** begin GIVEN PASSAGE **

Because filectxs hold the data of the file.
Pierre-Yves David - Aug. 20, 2014, 8:07 p.m.
On 08/20/2014 12:56 PM, Sean Farley wrote:
>
> Pierre-Yves David writes:
>
>> So, reply to patch 1 failed to be sent so you got reply to patch 2
>> without reply to patch one, lacking some useful context.
>
> Ah, yeah, that did help :-)
>
>> On 08/18/2014 11:08 PM, Sean Farley wrote:
>>>
>>> Pierre-Yves David writes:
>>>
>>>> On 08/18/2014 07:42 PM, Sean Farley wrote:
>>>>> # HG changeset patch
>>>>> # User Sean Farley <sean.michael.farley@gmail.com>
>>>>> # Date 1406339242 18000
>>>>> #      Fri Jul 25 20:47:22 2014 -0500
>>>>> # Node ID d1a21cc0bc4ba5764a1f8760fd041a91939b4d00
>>>>> # Parent  594d00e49cea6cd2ebb92c0570e7502f8797e232
>>>>> merge: use file context objects instead of acting directly on localrepo
>>>>
>>>> Can you remind me what is the motivation behind have those methods
>>>> (write/removes) on the filectx instead of the changectx itself?
>>>
>>> Merge (and friends) need a way to change the data for a filectx.
>>> Currently, this is done by actually writing merged data onto disk, then
>>> having localrepo.commit read that off of disk.
>>
>> Why does it especially needs to be from a filectx? Why can't it be from
>> a changectx?
>
> Because filectxs hold the data of the file.
>
>>> If we want to do a merge in memory, then we need a way to change this
>>> data in a filectx. That's why the previous patch needs to cache the
>>> filectx in __getitem__ (so that the changed data is not thrown away).
>>
>> I know we need a was to store the data. but why can't this be done in
>> changectx?
>
> Because filectxs hold the data of the file.

Let me rephrase:

Why do you insist for having the filectxs holding the data?

The changectx could be holding the data too. What is the argument to get 
put them on the filectxs ?
Sean Farley - Aug. 20, 2014, 8:16 p.m.

** end GIVEN PASSAGE **
** begin DATA **

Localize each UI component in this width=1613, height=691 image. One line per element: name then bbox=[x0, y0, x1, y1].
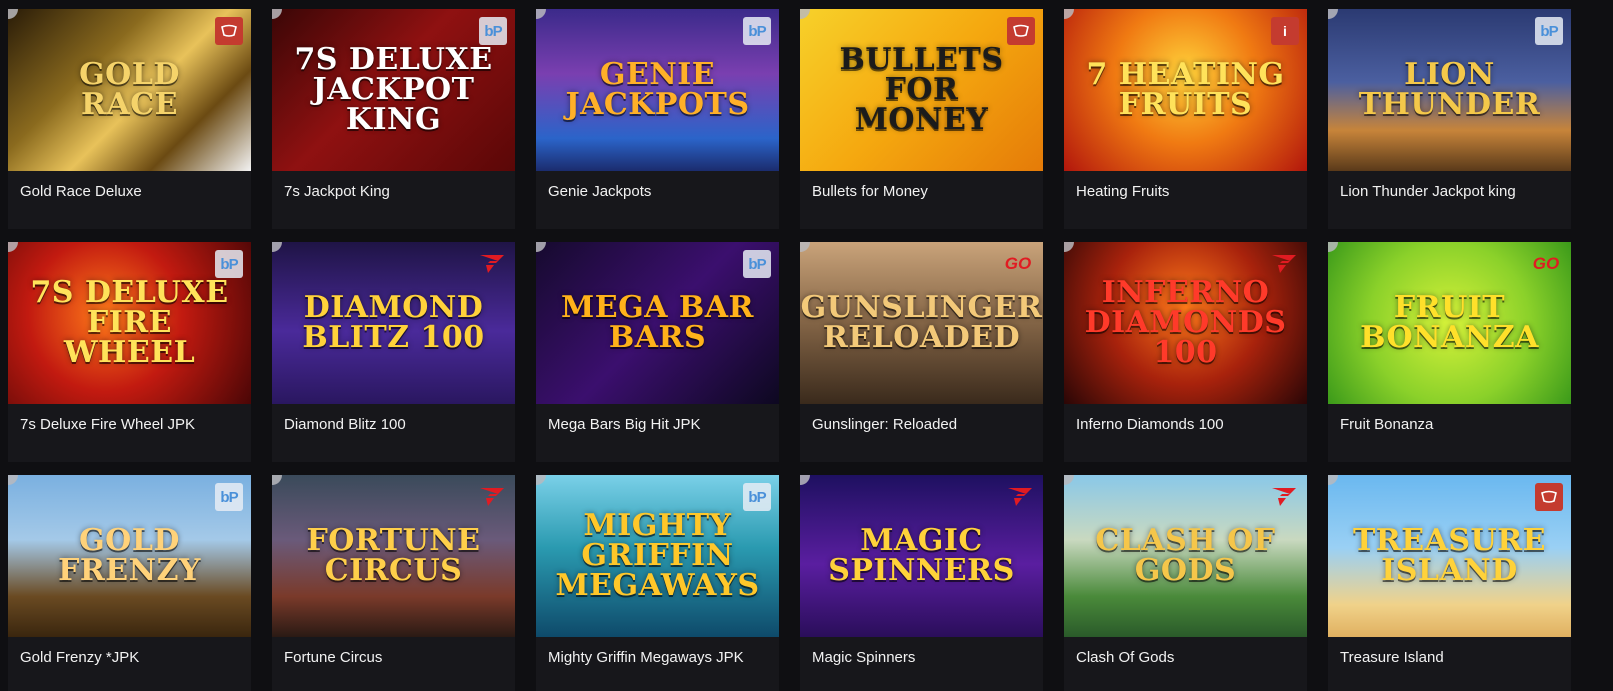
game-thumbnail[interactable]: 7s DELUXE FIRE WHEEL bP bbox=[8, 242, 251, 404]
fg-icon bbox=[477, 250, 507, 278]
game-title[interactable]: Genie Jackpots bbox=[548, 183, 651, 200]
game-title[interactable]: Magic Spinners bbox=[812, 649, 915, 666]
bp-icon: bP bbox=[743, 483, 771, 511]
game-card[interactable]: GOLD RACE Gold Race Deluxe bbox=[8, 9, 251, 229]
bp-icon: bP bbox=[215, 250, 243, 278]
game-card[interactable]: 7s DELUXE Jackpot KING bP 7s Jackpot King bbox=[272, 9, 515, 229]
game-card[interactable]: FRUIT BONANZA GO Fruit Bonanza bbox=[1328, 242, 1571, 462]
game-title[interactable]: Clash Of Gods bbox=[1076, 649, 1174, 666]
game-title[interactable]: 7s Jackpot King bbox=[284, 183, 390, 200]
game-card[interactable]: LION THUNDER bP Lion Thunder Jackpot king bbox=[1328, 9, 1571, 229]
game-card[interactable]: TREASURE ISLAND Treasure Island bbox=[1328, 475, 1571, 691]
game-card[interactable]: MEGA BAR Bars bP Mega Bars Big Hit JPK bbox=[536, 242, 779, 462]
game-thumbnail[interactable]: CLASH OF GODS bbox=[1064, 475, 1307, 637]
fg-icon bbox=[1269, 250, 1299, 278]
info-icon: i bbox=[1271, 17, 1299, 45]
game-thumbnail[interactable]: DIAMOND BLITZ 100 bbox=[272, 242, 515, 404]
game-title[interactable]: Bullets for Money bbox=[812, 183, 928, 200]
game-card[interactable]: INFERNO Diamonds 100 Inferno Diamonds 100 bbox=[1064, 242, 1307, 462]
game-title[interactable]: 7s Deluxe Fire Wheel JPK bbox=[20, 416, 195, 433]
fg-icon bbox=[1005, 483, 1035, 511]
game-title[interactable]: Gold Frenzy *JPK bbox=[20, 649, 139, 666]
game-thumbnail[interactable]: TREASURE ISLAND bbox=[1328, 475, 1571, 637]
bp-icon: bP bbox=[743, 250, 771, 278]
game-title[interactable]: Inferno Diamonds 100 bbox=[1076, 416, 1224, 433]
bp-icon: bP bbox=[215, 483, 243, 511]
game-card[interactable]: 7s DELUXE FIRE WHEEL bP 7s Deluxe Fire Whe… bbox=[8, 242, 251, 462]
game-thumbnail[interactable]: GOLD FRENZY bP bbox=[8, 475, 251, 637]
game-thumbnail[interactable]: 7 HEATING FRUITS i bbox=[1064, 9, 1307, 171]
fg-icon bbox=[477, 483, 507, 511]
red-cup-icon bbox=[1007, 17, 1035, 45]
game-title[interactable]: Lion Thunder Jackpot king bbox=[1340, 183, 1516, 200]
game-thumbnail[interactable]: GOLD RACE bbox=[8, 9, 251, 171]
game-thumbnail[interactable]: 7s DELUXE Jackpot KING bP bbox=[272, 9, 515, 171]
game-thumbnail[interactable]: INFERNO Diamonds 100 bbox=[1064, 242, 1307, 404]
game-card[interactable]: 7 HEATING FRUITS i Heating Fruits bbox=[1064, 9, 1307, 229]
game-card[interactable]: GENIE JACKPOTS bP Genie Jackpots bbox=[536, 9, 779, 229]
game-thumbnail[interactable]: BULLETS for MONEY bbox=[800, 9, 1043, 171]
go-icon: GO bbox=[1532, 254, 1560, 273]
game-card[interactable]: MAGIC SPINNERS Magic Spinners bbox=[800, 475, 1043, 691]
game-title[interactable]: Treasure Island bbox=[1340, 649, 1444, 666]
game-thumbnail[interactable]: MAGIC SPINNERS bbox=[800, 475, 1043, 637]
go-icon: GO bbox=[1004, 254, 1032, 273]
game-title[interactable]: Heating Fruits bbox=[1076, 183, 1169, 200]
game-card[interactable]: FORTUNE CIRCUS Fortune Circus bbox=[272, 475, 515, 691]
game-card[interactable]: GOLD FRENZY bP Gold Frenzy *JPK bbox=[8, 475, 251, 691]
game-thumbnail[interactable]: LION THUNDER bP bbox=[1328, 9, 1571, 171]
bp-icon: bP bbox=[743, 17, 771, 45]
game-thumbnail[interactable]: GUNSLINGER RELOADED GO bbox=[800, 242, 1043, 404]
bp-icon: bP bbox=[479, 17, 507, 45]
game-title[interactable]: Diamond Blitz 100 bbox=[284, 416, 406, 433]
game-thumbnail[interactable]: MEGA BAR Bars bP bbox=[536, 242, 779, 404]
game-thumbnail[interactable]: MIGHTY GRIFFIN MEGAWAYS bP bbox=[536, 475, 779, 637]
game-title[interactable]: Fortune Circus bbox=[284, 649, 382, 666]
game-title[interactable]: Mega Bars Big Hit JPK bbox=[548, 416, 701, 433]
game-card[interactable]: CLASH OF GODS Clash Of Gods bbox=[1064, 475, 1307, 691]
fg-icon bbox=[1269, 483, 1299, 511]
red-cup-icon bbox=[1535, 483, 1563, 511]
game-thumbnail[interactable]: FRUIT BONANZA GO bbox=[1328, 242, 1571, 404]
game-title[interactable]: Fruit Bonanza bbox=[1340, 416, 1433, 433]
bp-icon: bP bbox=[1535, 17, 1563, 45]
game-card[interactable]: BULLETS for MONEY Bullets for Money bbox=[800, 9, 1043, 229]
game-thumbnail[interactable]: FORTUNE CIRCUS bbox=[272, 475, 515, 637]
game-title[interactable]: Gold Race Deluxe bbox=[20, 183, 142, 200]
game-title[interactable]: Mighty Griffin Megaways JPK bbox=[548, 649, 744, 666]
game-card[interactable]: GUNSLINGER RELOADED GO Gunslinger: Reloade… bbox=[800, 242, 1043, 462]
game-grid: GOLD RACE Gold Race Deluxe 7s DELUXE Jackp… bbox=[0, 0, 1613, 691]
red-cup-icon bbox=[215, 17, 243, 45]
game-card[interactable]: MIGHTY GRIFFIN MEGAWAYS bP Mighty Griffin … bbox=[536, 475, 779, 691]
game-thumbnail[interactable]: GENIE JACKPOTS bP bbox=[536, 9, 779, 171]
game-title[interactable]: Gunslinger: Reloaded bbox=[812, 416, 957, 433]
game-card[interactable]: DIAMOND BLITZ 100 Diamond Blitz 100 bbox=[272, 242, 515, 462]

** end DATA **

### THE TASKS
1. Rewrite the paragraph in the code review thread that begins "If we want to do a merge in memory" more briefly, keeping its main facts.
2. Duplicate the part of the code review thread between "On 08/20/2014 12:56" and "some useful context.", inclusive.
3. Summarize the code review thread in two sentences.

### RESPONSE LIST
1. An in-memory merge needs a way to change the data in a filectx, so the previous patch caches the filectx in __getitem__ to keep the changed data from being thrown away.

2.
On 08/20/2014 12:56 PM, Sean Farley wrote:
>
> Pierre-Yves David writes:
>
>> So, reply to patch 1 failed to be sent so you got reply to patch 2
>> without reply to patch one, lacking some useful context.

3. Sean Farley's patch makes merge use file context objects instead of acting directly on localrepo, because merge currently writes merged data to disk for localrepo.commit to read, and an in-memory merge needs a way to change the data in a filectx. Pierre-Yves David asks why that data cannot be held by the changectx instead, and after Farley twice replies that filectxs hold the data of the file, David rephrases to ask what the argument is for putting the data on the filectxs.